:: WHAT YOU NEED TO DO ::
In the listing below, rewrite the lines from the one containing "78, 33, 90]" through the one containing "10, 90, 23]", inclusive, with "extruded flaxseed" swapped for "ground flaxseed" and nothing else altered.

>> Begin PROVIDED RECORDS

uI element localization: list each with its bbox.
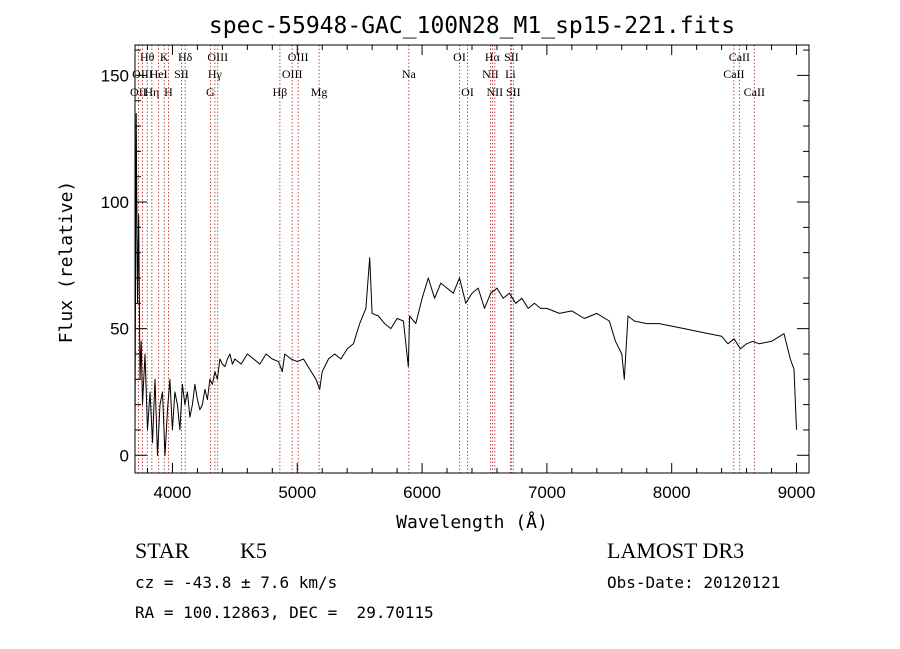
line-label-26: CaII — [729, 50, 750, 64]
spectrum-line — [134, 112, 797, 456]
line-label-20: Hα — [485, 50, 501, 64]
y-tick-label-2: 100 — [101, 193, 129, 212]
line-label-8: Hδ — [178, 50, 193, 64]
x-tick-label-4: 8000 — [653, 483, 691, 502]
line-label-15: Mg — [311, 85, 328, 99]
observation-date: Obs-Date: 20120121 — [607, 573, 781, 592]
y-tick-label-1: 50 — [110, 320, 129, 339]
x-axis: 4000 5000 6000 7000 8000 9000 — [146, 45, 816, 502]
x-tick-label-0: 4000 — [154, 483, 192, 502]
chart-title: spec-55948-GAC_100N28_M1_sp15-221.fits — [209, 13, 735, 39]
line-label-18: OI — [461, 85, 474, 99]
x-axis-label: Wavelength (Å) — [396, 511, 548, 533]
line-label-25: CaII — [723, 67, 744, 81]
y-tick-label-0: 0 — [120, 446, 129, 465]
x-tick-label-3: 7000 — [528, 483, 566, 502]
line-label-22: SII — [504, 50, 519, 64]
object-class: STAR — [135, 538, 190, 563]
plot-frame — [134, 44, 810, 474]
line-label-13: OIII — [282, 67, 303, 81]
line-label-24: SII — [506, 85, 521, 99]
line-label-11: G — [206, 85, 215, 99]
x-tick-label-2: 6000 — [403, 483, 441, 502]
line-label-1: Hθ — [140, 50, 155, 64]
x-tick-label-5: 9000 — [778, 483, 816, 502]
redshift-info: cz = -43.8 ± 7.6 km/s — [135, 573, 338, 592]
y-tick-label-3: 150 — [101, 66, 129, 85]
line-label-21: NII — [487, 85, 504, 99]
y-axis: 0 50 100 150 — [101, 49, 809, 465]
coordinates: RA = 100.12863, DEC = 29.70115 — [135, 603, 434, 622]
line-label-23: Li — [505, 67, 516, 81]
line-label-14: OIII — [288, 50, 309, 64]
line-label-7: SII — [174, 67, 189, 81]
line-label-6: H — [164, 85, 173, 99]
line-label-2: OIII — [132, 67, 153, 81]
line-label-16: Na — [402, 67, 417, 81]
line-label-10: Hγ — [208, 67, 223, 81]
line-label-12: Hβ — [273, 85, 288, 99]
x-tick-label-1: 5000 — [278, 483, 316, 502]
line-label-17: OI — [453, 50, 466, 64]
y-axis-label: Flux (relative) — [56, 181, 77, 344]
object-subclass: K5 — [240, 538, 267, 563]
line-label-19: NII — [482, 67, 499, 81]
line-label-4: HeI — [150, 67, 168, 81]
line-label-5: K — [160, 50, 169, 64]
line-label-27: CaII — [744, 85, 765, 99]
line-label-9: OIII — [207, 50, 228, 64]
line-label-3: Hη — [144, 85, 159, 99]
spectrum-series — [134, 112, 797, 456]
survey-name: LAMOST DR3 — [607, 538, 745, 563]
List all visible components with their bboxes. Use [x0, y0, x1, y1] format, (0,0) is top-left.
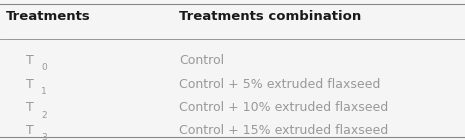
Text: T: T	[26, 78, 33, 90]
Text: 2: 2	[41, 111, 46, 120]
Text: 0: 0	[41, 63, 46, 72]
Text: Treatments combination: Treatments combination	[179, 10, 361, 23]
Text: T: T	[26, 101, 33, 114]
Text: 3: 3	[41, 133, 46, 140]
Text: Control + 10% extruded flaxseed: Control + 10% extruded flaxseed	[179, 101, 388, 114]
Text: T: T	[26, 124, 33, 137]
Text: Control + 5% extruded flaxseed: Control + 5% extruded flaxseed	[179, 78, 380, 90]
Text: 1: 1	[41, 87, 46, 96]
Text: T: T	[26, 54, 33, 67]
Text: Control + 15% extruded flaxseed: Control + 15% extruded flaxseed	[179, 124, 388, 137]
Text: Treatments: Treatments	[6, 10, 90, 23]
Text: Control: Control	[179, 54, 224, 67]
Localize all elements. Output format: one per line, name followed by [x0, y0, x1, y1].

>> End PROVIDED RECORDS

:: TASK RESPONSE ::
Text: T: T	[26, 78, 33, 90]
Text: 2: 2	[41, 111, 46, 120]
Text: 0: 0	[41, 63, 46, 72]
Text: Treatments combination: Treatments combination	[179, 10, 361, 23]
Text: T: T	[26, 101, 33, 114]
Text: 3: 3	[41, 133, 46, 140]
Text: Control + 10% ground flaxseed: Control + 10% ground flaxseed	[179, 101, 388, 114]
Text: T: T	[26, 124, 33, 137]
Text: Control + 5% ground flaxseed: Control + 5% ground flaxseed	[179, 78, 380, 90]
Text: 1: 1	[41, 87, 46, 96]
Text: T: T	[26, 54, 33, 67]
Text: Control + 15% ground flaxseed: Control + 15% ground flaxseed	[179, 124, 388, 137]
Text: Treatments: Treatments	[6, 10, 90, 23]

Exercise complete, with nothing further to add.